» **What to work on**:
Write out the entries verbatim and leave the images out of the copy.

» **Input records**:
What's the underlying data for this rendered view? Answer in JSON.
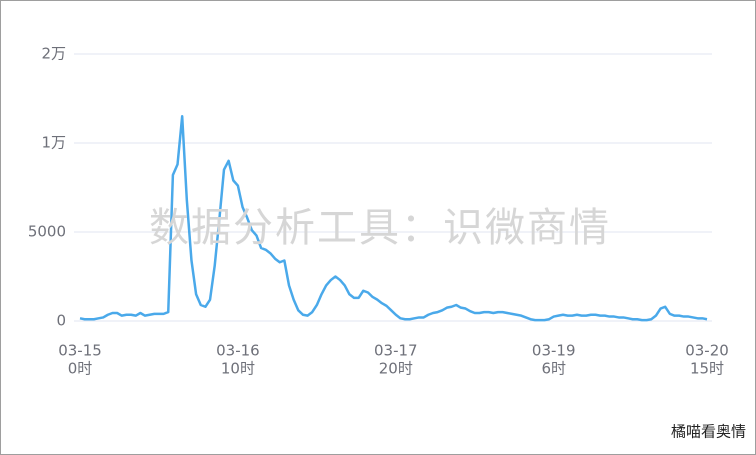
{
  "chart_data": {
    "type": "line",
    "watermark": "数据分析工具：识微商情",
    "corner_text": "橘喵看奥情",
    "categories": [
      [
        "03-15",
        "0时"
      ],
      null,
      null,
      null,
      null,
      null,
      null,
      null,
      null,
      null,
      null,
      null,
      null,
      null,
      null,
      null,
      null,
      null,
      null,
      null,
      null,
      null,
      null,
      null,
      null,
      null,
      null,
      null,
      null,
      null,
      null,
      null,
      null,
      null,
      [
        "03-16",
        "10时"
      ],
      null,
      null,
      null,
      null,
      null,
      null,
      null,
      null,
      null,
      null,
      null,
      null,
      null,
      null,
      null,
      null,
      null,
      null,
      null,
      null,
      null,
      null,
      null,
      null,
      null,
      null,
      null,
      null,
      null,
      null,
      null,
      null,
      null,
      [
        "03-17",
        "20时"
      ],
      null,
      null,
      null,
      null,
      null,
      null,
      null,
      null,
      null,
      null,
      null,
      null,
      null,
      null,
      null,
      null,
      null,
      null,
      null,
      null,
      null,
      null,
      null,
      null,
      null,
      null,
      null,
      null,
      null,
      null,
      null,
      null,
      null,
      [
        "03-19",
        "6时"
      ],
      null,
      null,
      null,
      null,
      null,
      null,
      null,
      null,
      null,
      null,
      null,
      null,
      null,
      null,
      null,
      null,
      null,
      null,
      null,
      null,
      null,
      null,
      null,
      null,
      null,
      null,
      null,
      null,
      null,
      null,
      null,
      null,
      [
        "03-20",
        "15时"
      ]
    ],
    "series": [
      {
        "color": "#4aa9ea",
        "values": [
          150,
          100,
          100,
          100,
          150,
          200,
          350,
          450,
          450,
          300,
          350,
          350,
          300,
          450,
          300,
          350,
          400,
          400,
          400,
          500,
          8200,
          8800,
          13000,
          6800,
          3400,
          1500,
          900,
          800,
          1200,
          3100,
          5700,
          8500,
          9000,
          7900,
          7600,
          6400,
          5800,
          5100,
          4800,
          4100,
          4000,
          3800,
          3500,
          3300,
          3400,
          2000,
          1200,
          600,
          350,
          300,
          500,
          900,
          1500,
          2000,
          2300,
          2500,
          2300,
          2000,
          1500,
          1300,
          1300,
          1700,
          1600,
          1350,
          1200,
          1000,
          850,
          600,
          350,
          150,
          100,
          100,
          150,
          200,
          200,
          350,
          450,
          500,
          600,
          750,
          800,
          900,
          750,
          700,
          550,
          450,
          450,
          500,
          500,
          450,
          500,
          500,
          450,
          400,
          350,
          300,
          200,
          100,
          50,
          50,
          50,
          100,
          250,
          300,
          350,
          300,
          300,
          350,
          300,
          300,
          350,
          350,
          300,
          300,
          250,
          250,
          200,
          200,
          150,
          100,
          100,
          50,
          50,
          100,
          300,
          700,
          800,
          400,
          300,
          300,
          250,
          250,
          200,
          150,
          150,
          100
        ]
      }
    ],
    "ylim": [
      0,
      20000
    ],
    "yticks": [
      0,
      5000,
      {
        "value": 10000,
        "label": "1万"
      },
      {
        "value": 20000,
        "label": "2万"
      }
    ],
    "grid": true
  }
}
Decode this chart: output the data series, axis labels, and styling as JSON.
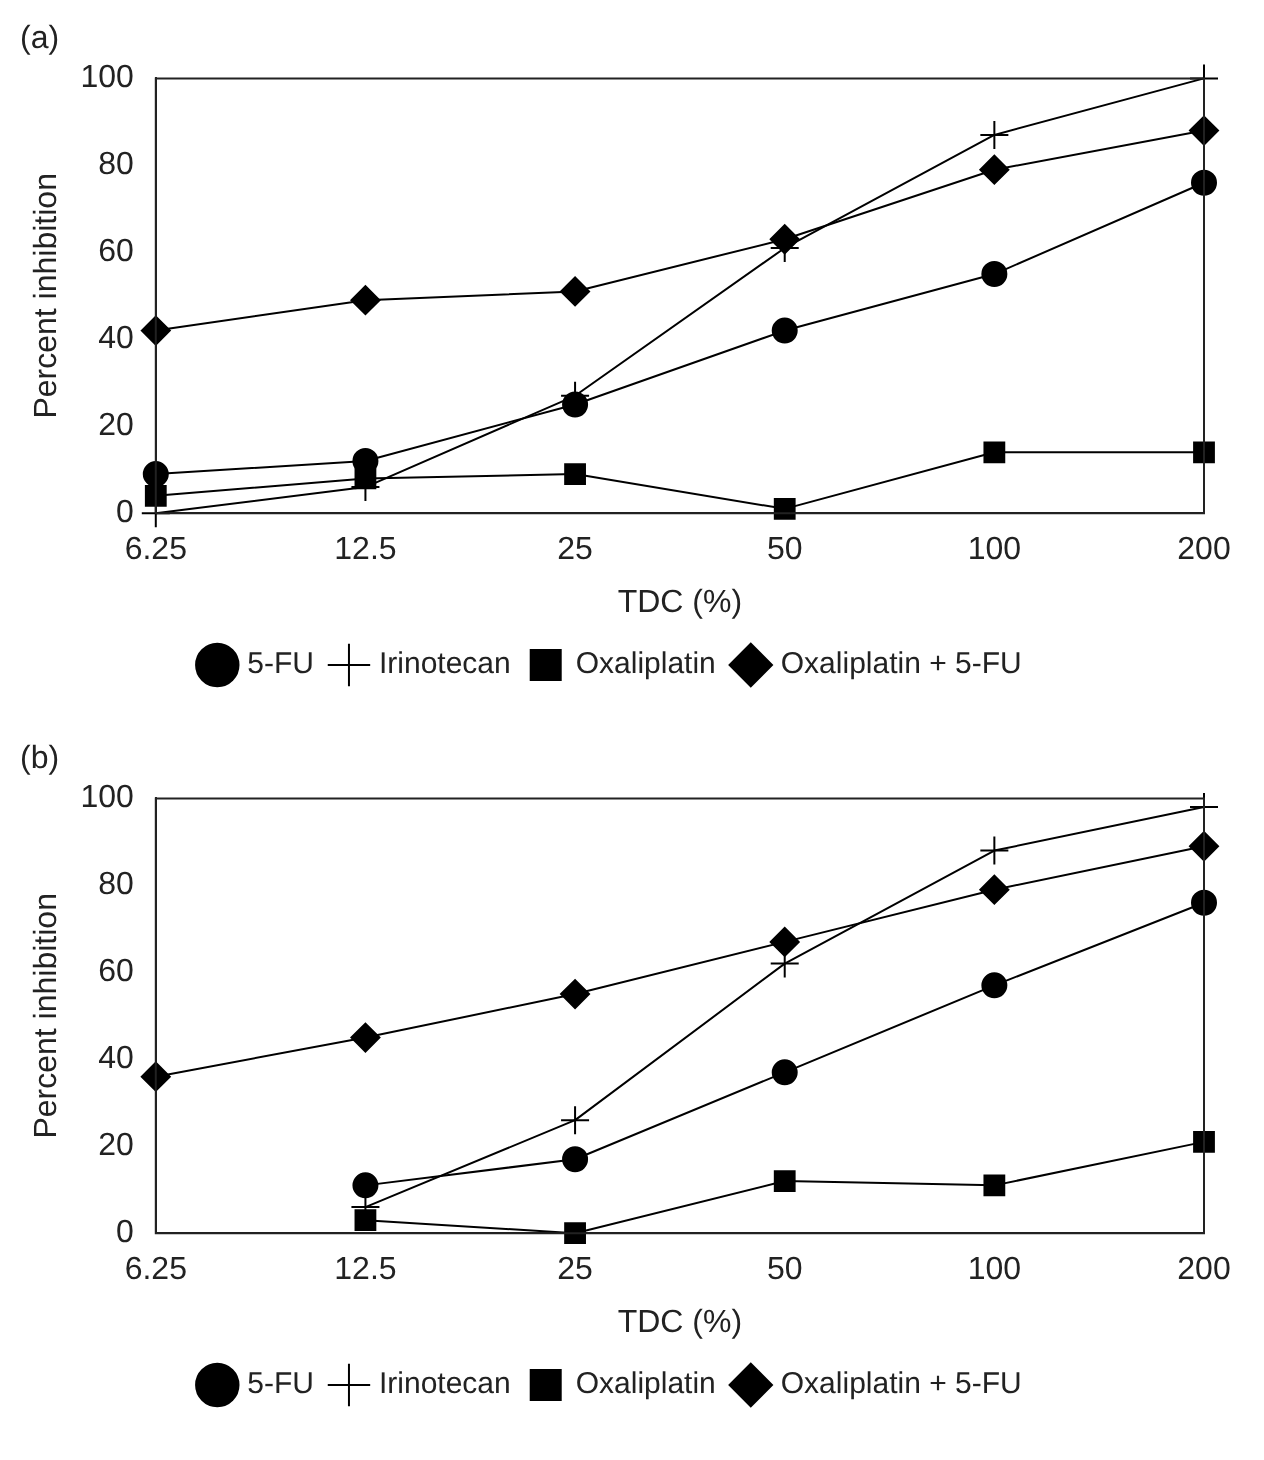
{
  "chart_data": [
    {
      "type": "line",
      "title": "(a)",
      "xlabel": "TDC (%)",
      "ylabel": "Percent inhibition",
      "categories": [
        "6.25",
        "12.5",
        "25",
        "50",
        "100",
        "200"
      ],
      "ylim": [
        0,
        100
      ],
      "yticks": [
        0,
        20,
        40,
        60,
        80,
        100
      ],
      "legend": "bottom",
      "series": [
        {
          "name": "5-FU",
          "color": "#000000",
          "marker": "circle",
          "values": [
            9,
            12,
            25,
            42,
            55,
            76
          ]
        },
        {
          "name": "Irinotecan",
          "color": "#000000",
          "marker": "cross",
          "values": [
            0,
            6,
            27,
            61,
            87,
            100
          ]
        },
        {
          "name": "Oxaliplatin",
          "color": "#000000",
          "marker": "square",
          "values": [
            4,
            8,
            9,
            1,
            14,
            14
          ]
        },
        {
          "name": "Oxaliplatin + 5-FU",
          "color": "#000000",
          "marker": "diamond",
          "values": [
            42,
            49,
            51,
            63,
            79,
            88
          ]
        }
      ]
    },
    {
      "type": "line",
      "title": "(b)",
      "xlabel": "TDC (%)",
      "ylabel": "Percent inhibition",
      "categories": [
        "6.25",
        "12.5",
        "25",
        "50",
        "100",
        "200"
      ],
      "ylim": [
        0,
        100
      ],
      "yticks": [
        0,
        20,
        40,
        60,
        80,
        100
      ],
      "legend": "bottom",
      "series": [
        {
          "name": "5-FU",
          "color": "#000000",
          "marker": "circle",
          "values": [
            null,
            11,
            17,
            37,
            57,
            76
          ]
        },
        {
          "name": "Irinotecan",
          "color": "#000000",
          "marker": "cross",
          "values": [
            null,
            6,
            26,
            62,
            88,
            98
          ]
        },
        {
          "name": "Oxaliplatin",
          "color": "#000000",
          "marker": "square",
          "values": [
            null,
            3,
            0,
            12,
            11,
            21
          ]
        },
        {
          "name": "Oxaliplatin + 5-FU",
          "color": "#000000",
          "marker": "diamond",
          "values": [
            36,
            45,
            55,
            67,
            79,
            89
          ]
        }
      ]
    }
  ]
}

» **Solution to the exercise**:
What's the underlying data for this rendered view? Answer in JSON.
{
  "chart_data": {
    "type": "line",
    "watermark": "数据分析工具：识微商情",
    "corner_text": "橘喵看奥情",
    "categories": [
      [
        "03-15",
        "0时"
      ],
      null,
      null,
      null,
      null,
      null,
      null,
      null,
      null,
      null,
      null,
      null,
      null,
      null,
      null,
      null,
      null,
      null,
      null,
      null,
      null,
      null,
      null,
      null,
      null,
      null,
      null,
      null,
      null,
      null,
      null,
      null,
      null,
      null,
      [
        "03-16",
        "10时"
      ],
      null,
      null,
      null,
      null,
      null,
      null,
      null,
      null,
      null,
      null,
      null,
      null,
      null,
      null,
      null,
      null,
      null,
      null,
      null,
      null,
      null,
      null,
      null,
      null,
      null,
      null,
      null,
      null,
      null,
      null,
      null,
      null,
      null,
      [
        "03-17",
        "20时"
      ],
      null,
      null,
      null,
      null,
      null,
      null,
      null,
      null,
      null,
      null,
      null,
      null,
      null,
      null,
      null,
      null,
      null,
      null,
      null,
      null,
      null,
      null,
      null,
      null,
      null,
      null,
      null,
      null,
      null,
      null,
      null,
      null,
      null,
      [
        "03-19",
        "6时"
      ],
      null,
      null,
      null,
      null,
      null,
      null,
      null,
      null,
      null,
      null,
      null,
      null,
      null,
      null,
      null,
      null,
      null,
      null,
      null,
      null,
      null,
      null,
      null,
      null,
      null,
      null,
      null,
      null,
      null,
      null,
      null,
      null,
      [
        "03-20",
        "15时"
      ]
    ],
    "series": [
      {
        "color": "#4aa9ea",
        "values": [
          150,
          100,
          100,
          100,
          150,
          200,
          350,
          450,
          450,
          300,
          350,
          350,
          300,
          450,
          300,
          350,
          400,
          400,
          400,
          500,
          8200,
          8800,
          13000,
          6800,
          3400,
          1500,
          900,
          800,
          1200,
          3100,
          5700,
          8500,
          9000,
          7900,
          7600,
          6400,
          5800,
          5100,
          4800,
          4100,
          4000,
          3800,
          3500,
          3300,
          3400,
          2000,
          1200,
          600,
          350,
          300,
          500,
          900,
          1500,
          2000,
          2300,
          2500,
          2300,
          2000,
          1500,
          1300,
          1300,
          1700,
          1600,
          1350,
          1200,
          1000,
          850,
          600,
          350,
          150,
          100,
          100,
          150,
          200,
          200,
          350,
          450,
          500,
          600,
          750,
          800,
          900,
          750,
          700,
          550,
          450,
          450,
          500,
          500,
          450,
          500,
          500,
          450,
          400,
          350,
          300,
          200,
          100,
          50,
          50,
          50,
          100,
          250,
          300,
          350,
          300,
          300,
          350,
          300,
          300,
          350,
          350,
          300,
          300,
          250,
          250,
          200,
          200,
          150,
          100,
          100,
          50,
          50,
          100,
          300,
          700,
          800,
          400,
          300,
          300,
          250,
          250,
          200,
          150,
          150,
          100
        ]
      }
    ],
    "ylim": [
      0,
      20000
    ],
    "yticks": [
      0,
      5000,
      {
        "value": 10000,
        "label": "1万"
      },
      {
        "value": 20000,
        "label": "2万"
      }
    ],
    "grid": true
  }
}
Decode this chart: output the data series, axis labels, and styling as JSON.
{
  "chart_data": [
    {
      "type": "line",
      "title": "(a)",
      "xlabel": "TDC (%)",
      "ylabel": "Percent inhibition",
      "categories": [
        "6.25",
        "12.5",
        "25",
        "50",
        "100",
        "200"
      ],
      "ylim": [
        0,
        100
      ],
      "yticks": [
        0,
        20,
        40,
        60,
        80,
        100
      ],
      "legend": "bottom",
      "series": [
        {
          "name": "5-FU",
          "color": "#000000",
          "marker": "circle",
          "values": [
            9,
            12,
            25,
            42,
            55,
            76
          ]
        },
        {
          "name": "Irinotecan",
          "color": "#000000",
          "marker": "cross",
          "values": [
            0,
            6,
            27,
            61,
            87,
            100
          ]
        },
        {
          "name": "Oxaliplatin",
          "color": "#000000",
          "marker": "square",
          "values": [
            4,
            8,
            9,
            1,
            14,
            14
          ]
        },
        {
          "name": "Oxaliplatin + 5-FU",
          "color": "#000000",
          "marker": "diamond",
          "values": [
            42,
            49,
            51,
            63,
            79,
            88
          ]
        }
      ]
    },
    {
      "type": "line",
      "title": "(b)",
      "xlabel": "TDC (%)",
      "ylabel": "Percent inhibition",
      "categories": [
        "6.25",
        "12.5",
        "25",
        "50",
        "100",
        "200"
      ],
      "ylim": [
        0,
        100
      ],
      "yticks": [
        0,
        20,
        40,
        60,
        80,
        100
      ],
      "legend": "bottom",
      "series": [
        {
          "name": "5-FU",
          "color": "#000000",
          "marker": "circle",
          "values": [
            null,
            11,
            17,
            37,
            57,
            76
          ]
        },
        {
          "name": "Irinotecan",
          "color": "#000000",
          "marker": "cross",
          "values": [
            null,
            6,
            26,
            62,
            88,
            98
          ]
        },
        {
          "name": "Oxaliplatin",
          "color": "#000000",
          "marker": "square",
          "values": [
            null,
            3,
            0,
            12,
            11,
            21
          ]
        },
        {
          "name": "Oxaliplatin + 5-FU",
          "color": "#000000",
          "marker": "diamond",
          "values": [
            36,
            45,
            55,
            67,
            79,
            89
          ]
        }
      ]
    }
  ]
}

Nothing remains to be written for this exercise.